[A block of data]
····················

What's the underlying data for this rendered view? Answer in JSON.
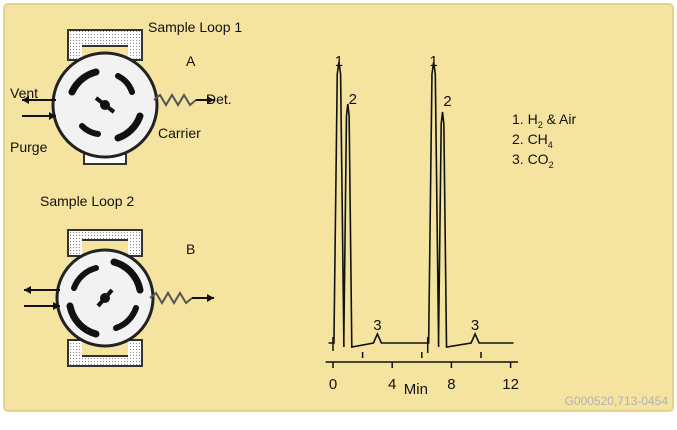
{
  "valve_diagram": {
    "sample_loop_1": "Sample Loop 1",
    "sample_loop_2": "Sample Loop 2",
    "position_a": "A",
    "position_b": "B",
    "vent": "Vent",
    "purge": "Purge",
    "detector": "Det.",
    "carrier": "Carrier"
  },
  "legend": {
    "items": [
      {
        "number": "1.",
        "base": "H",
        "sub": "2",
        "suffix": " & Air"
      },
      {
        "number": "2.",
        "base": "CH",
        "sub": "4",
        "suffix": ""
      },
      {
        "number": "3.",
        "base": "CO",
        "sub": "2",
        "suffix": ""
      }
    ]
  },
  "chromatogram": {
    "xlabel": "Min",
    "xlim": [
      -0.5,
      12.5
    ],
    "ticks_labeled": [
      0,
      4,
      8,
      12
    ],
    "ticks_minor": [
      2,
      6,
      10
    ],
    "peak_labels": [
      {
        "label": "1",
        "x": 0.4
      },
      {
        "label": "2",
        "x": 1.0
      },
      {
        "label": "3",
        "x": 3.0
      },
      {
        "label": "1",
        "x": 6.8
      },
      {
        "label": "2",
        "x": 7.4
      },
      {
        "label": "3",
        "x": 9.6
      }
    ]
  },
  "figure_id": "G000520,713-0454",
  "colors": {
    "panel": "#f4e4a0",
    "panel_border": "#e6d28a",
    "valve_fill": "#f2f2f2",
    "dark": "#111111",
    "loop_fill": "#ffffff",
    "figure_id": "#b2b2b2"
  }
}
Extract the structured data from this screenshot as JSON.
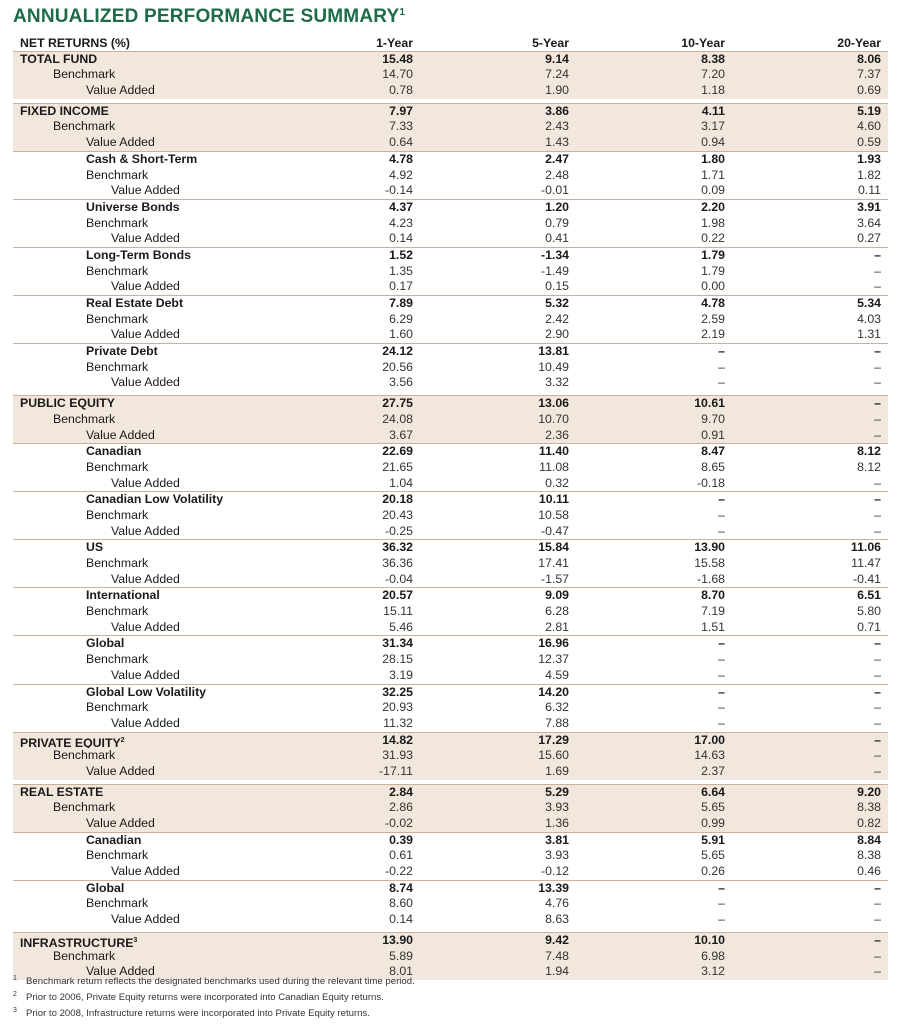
{
  "title": {
    "text": "ANNUALIZED PERFORMANCE SUMMARY",
    "sup": "1"
  },
  "header": {
    "label": "NET RETURNS (%)",
    "cols": [
      "1-Year",
      "5-Year",
      "10-Year",
      "20-Year"
    ]
  },
  "rows": [
    {
      "label": "TOTAL FUND",
      "level": 0,
      "bold": true,
      "shade": true,
      "v": [
        "15.48",
        "9.14",
        "8.38",
        "8.06"
      ]
    },
    {
      "label": "Benchmark",
      "level": 1,
      "shade": true,
      "v": [
        "14.70",
        "7.24",
        "7.20",
        "7.37"
      ]
    },
    {
      "label": "Value Added",
      "level": 2,
      "shade": true,
      "v": [
        "0.78",
        "1.90",
        "1.18",
        "0.69"
      ]
    },
    {
      "gap": true
    },
    {
      "label": "FIXED INCOME",
      "level": 0,
      "bold": true,
      "shade": true,
      "topline": true,
      "v": [
        "7.97",
        "3.86",
        "4.11",
        "5.19"
      ]
    },
    {
      "label": "Benchmark",
      "level": 1,
      "shade": true,
      "v": [
        "7.33",
        "2.43",
        "3.17",
        "4.60"
      ]
    },
    {
      "label": "Value Added",
      "level": 2,
      "shade": true,
      "v": [
        "0.64",
        "1.43",
        "0.94",
        "0.59"
      ]
    },
    {
      "label": "Cash & Short-Term",
      "level": 2,
      "bold": true,
      "topline": true,
      "v": [
        "4.78",
        "2.47",
        "1.80",
        "1.93"
      ]
    },
    {
      "label": "Benchmark",
      "level": 2,
      "v": [
        "4.92",
        "2.48",
        "1.71",
        "1.82"
      ]
    },
    {
      "label": "Value Added",
      "level": 3,
      "v": [
        "-0.14",
        "-0.01",
        "0.09",
        "0.11"
      ]
    },
    {
      "label": "Universe Bonds",
      "level": 2,
      "bold": true,
      "topline": true,
      "v": [
        "4.37",
        "1.20",
        "2.20",
        "3.91"
      ]
    },
    {
      "label": "Benchmark",
      "level": 2,
      "v": [
        "4.23",
        "0.79",
        "1.98",
        "3.64"
      ]
    },
    {
      "label": "Value Added",
      "level": 3,
      "v": [
        "0.14",
        "0.41",
        "0.22",
        "0.27"
      ]
    },
    {
      "label": "Long-Term Bonds",
      "level": 2,
      "bold": true,
      "topline": true,
      "v": [
        "1.52",
        "-1.34",
        "1.79",
        "–"
      ]
    },
    {
      "label": "Benchmark",
      "level": 2,
      "v": [
        "1.35",
        "-1.49",
        "1.79",
        "–"
      ]
    },
    {
      "label": "Value Added",
      "level": 3,
      "v": [
        "0.17",
        "0.15",
        "0.00",
        "–"
      ]
    },
    {
      "label": "Real Estate Debt",
      "level": 2,
      "bold": true,
      "topline": true,
      "v": [
        "7.89",
        "5.32",
        "4.78",
        "5.34"
      ]
    },
    {
      "label": "Benchmark",
      "level": 2,
      "v": [
        "6.29",
        "2.42",
        "2.59",
        "4.03"
      ]
    },
    {
      "label": "Value Added",
      "level": 3,
      "v": [
        "1.60",
        "2.90",
        "2.19",
        "1.31"
      ]
    },
    {
      "label": "Private Debt",
      "level": 2,
      "bold": true,
      "topline": true,
      "v": [
        "24.12",
        "13.81",
        "–",
        "–"
      ]
    },
    {
      "label": "Benchmark",
      "level": 2,
      "v": [
        "20.56",
        "10.49",
        "–",
        "–"
      ]
    },
    {
      "label": "Value Added",
      "level": 3,
      "v": [
        "3.56",
        "3.32",
        "–",
        "–"
      ]
    },
    {
      "gap": true
    },
    {
      "label": "PUBLIC EQUITY",
      "level": 0,
      "bold": true,
      "shade": true,
      "topline": true,
      "v": [
        "27.75",
        "13.06",
        "10.61",
        "–"
      ]
    },
    {
      "label": "Benchmark",
      "level": 1,
      "shade": true,
      "v": [
        "24.08",
        "10.70",
        "9.70",
        "–"
      ]
    },
    {
      "label": "Value Added",
      "level": 2,
      "shade": true,
      "v": [
        "3.67",
        "2.36",
        "0.91",
        "–"
      ]
    },
    {
      "label": "Canadian",
      "level": 2,
      "bold": true,
      "topline": true,
      "v": [
        "22.69",
        "11.40",
        "8.47",
        "8.12"
      ]
    },
    {
      "label": "Benchmark",
      "level": 2,
      "v": [
        "21.65",
        "11.08",
        "8.65",
        "8.12"
      ]
    },
    {
      "label": "Value Added",
      "level": 3,
      "v": [
        "1.04",
        "0.32",
        "-0.18",
        "–"
      ]
    },
    {
      "label": "Canadian Low Volatility",
      "level": 2,
      "bold": true,
      "topline": true,
      "v": [
        "20.18",
        "10.11",
        "–",
        "–"
      ]
    },
    {
      "label": "Benchmark",
      "level": 2,
      "v": [
        "20.43",
        "10.58",
        "–",
        "–"
      ]
    },
    {
      "label": "Value Added",
      "level": 3,
      "v": [
        "-0.25",
        "-0.47",
        "–",
        "–"
      ]
    },
    {
      "label": "US",
      "level": 2,
      "bold": true,
      "topline": true,
      "v": [
        "36.32",
        "15.84",
        "13.90",
        "11.06"
      ]
    },
    {
      "label": "Benchmark",
      "level": 2,
      "v": [
        "36.36",
        "17.41",
        "15.58",
        "11.47"
      ]
    },
    {
      "label": "Value Added",
      "level": 3,
      "v": [
        "-0.04",
        "-1.57",
        "-1.68",
        "-0.41"
      ]
    },
    {
      "label": "International",
      "level": 2,
      "bold": true,
      "topline": true,
      "v": [
        "20.57",
        "9.09",
        "8.70",
        "6.51"
      ]
    },
    {
      "label": "Benchmark",
      "level": 2,
      "v": [
        "15.11",
        "6.28",
        "7.19",
        "5.80"
      ]
    },
    {
      "label": "Value Added",
      "level": 3,
      "v": [
        "5.46",
        "2.81",
        "1.51",
        "0.71"
      ]
    },
    {
      "label": "Global",
      "level": 2,
      "bold": true,
      "topline": true,
      "v": [
        "31.34",
        "16.96",
        "–",
        "–"
      ]
    },
    {
      "label": "Benchmark",
      "level": 2,
      "v": [
        "28.15",
        "12.37",
        "–",
        "–"
      ]
    },
    {
      "label": "Value Added",
      "level": 3,
      "v": [
        "3.19",
        "4.59",
        "–",
        "–"
      ]
    },
    {
      "label": "Global Low Volatility",
      "level": 2,
      "bold": true,
      "topline": true,
      "v": [
        "32.25",
        "14.20",
        "–",
        "–"
      ]
    },
    {
      "label": "Benchmark",
      "level": 2,
      "v": [
        "20.93",
        "6.32",
        "–",
        "–"
      ]
    },
    {
      "label": "Value Added",
      "level": 3,
      "v": [
        "11.32",
        "7.88",
        "–",
        "–"
      ]
    },
    {
      "label": "PRIVATE EQUITY",
      "sup": "2",
      "level": 0,
      "bold": true,
      "shade": true,
      "topline": true,
      "v": [
        "14.82",
        "17.29",
        "17.00",
        "–"
      ]
    },
    {
      "label": "Benchmark",
      "level": 1,
      "shade": true,
      "v": [
        "31.93",
        "15.60",
        "14.63",
        "–"
      ]
    },
    {
      "label": "Value Added",
      "level": 2,
      "shade": true,
      "v": [
        "-17.11",
        "1.69",
        "2.37",
        "–"
      ]
    },
    {
      "gap": true
    },
    {
      "label": "REAL ESTATE",
      "level": 0,
      "bold": true,
      "shade": true,
      "topline": true,
      "v": [
        "2.84",
        "5.29",
        "6.64",
        "9.20"
      ]
    },
    {
      "label": "Benchmark",
      "level": 1,
      "shade": true,
      "v": [
        "2.86",
        "3.93",
        "5.65",
        "8.38"
      ]
    },
    {
      "label": "Value Added",
      "level": 2,
      "shade": true,
      "v": [
        "-0.02",
        "1.36",
        "0.99",
        "0.82"
      ]
    },
    {
      "label": "Canadian",
      "level": 2,
      "bold": true,
      "topline": true,
      "v": [
        "0.39",
        "3.81",
        "5.91",
        "8.84"
      ]
    },
    {
      "label": "Benchmark",
      "level": 2,
      "v": [
        "0.61",
        "3.93",
        "5.65",
        "8.38"
      ]
    },
    {
      "label": "Value Added",
      "level": 3,
      "v": [
        "-0.22",
        "-0.12",
        "0.26",
        "0.46"
      ]
    },
    {
      "label": "Global",
      "level": 2,
      "bold": true,
      "topline": true,
      "v": [
        "8.74",
        "13.39",
        "–",
        "–"
      ]
    },
    {
      "label": "Benchmark",
      "level": 2,
      "v": [
        "8.60",
        "4.76",
        "–",
        "–"
      ]
    },
    {
      "label": "Value Added",
      "level": 3,
      "v": [
        "0.14",
        "8.63",
        "–",
        "–"
      ]
    },
    {
      "gap": true
    },
    {
      "label": "INFRASTRUCTURE",
      "sup": "3",
      "level": 0,
      "bold": true,
      "shade": true,
      "topline": true,
      "v": [
        "13.90",
        "9.42",
        "10.10",
        "–"
      ]
    },
    {
      "label": "Benchmark",
      "level": 1,
      "shade": true,
      "v": [
        "5.89",
        "7.48",
        "6.98",
        "–"
      ]
    },
    {
      "label": "Value Added",
      "level": 2,
      "shade": true,
      "v": [
        "8.01",
        "1.94",
        "3.12",
        "–"
      ]
    }
  ],
  "footnotes": [
    {
      "num": "1",
      "text": "Benchmark return reflects the designated benchmarks used during the relevant time period."
    },
    {
      "num": "2",
      "text": "Prior to 2006, Private Equity returns were incorporated into Canadian Equity returns."
    },
    {
      "num": "3",
      "text": "Prior to 2008, Infrastructure returns were incorporated into Private Equity returns."
    }
  ]
}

····················

TASK GOAL:
Copy all lines from the material that contain "Canadian".

REPLY:
      "label": "Canadian",
      "label": "Canadian Low Volatility",
      "label": "Canadian",
      "text": "Prior to 2006, Private Equity returns were incorporated into Canadian Equity returns."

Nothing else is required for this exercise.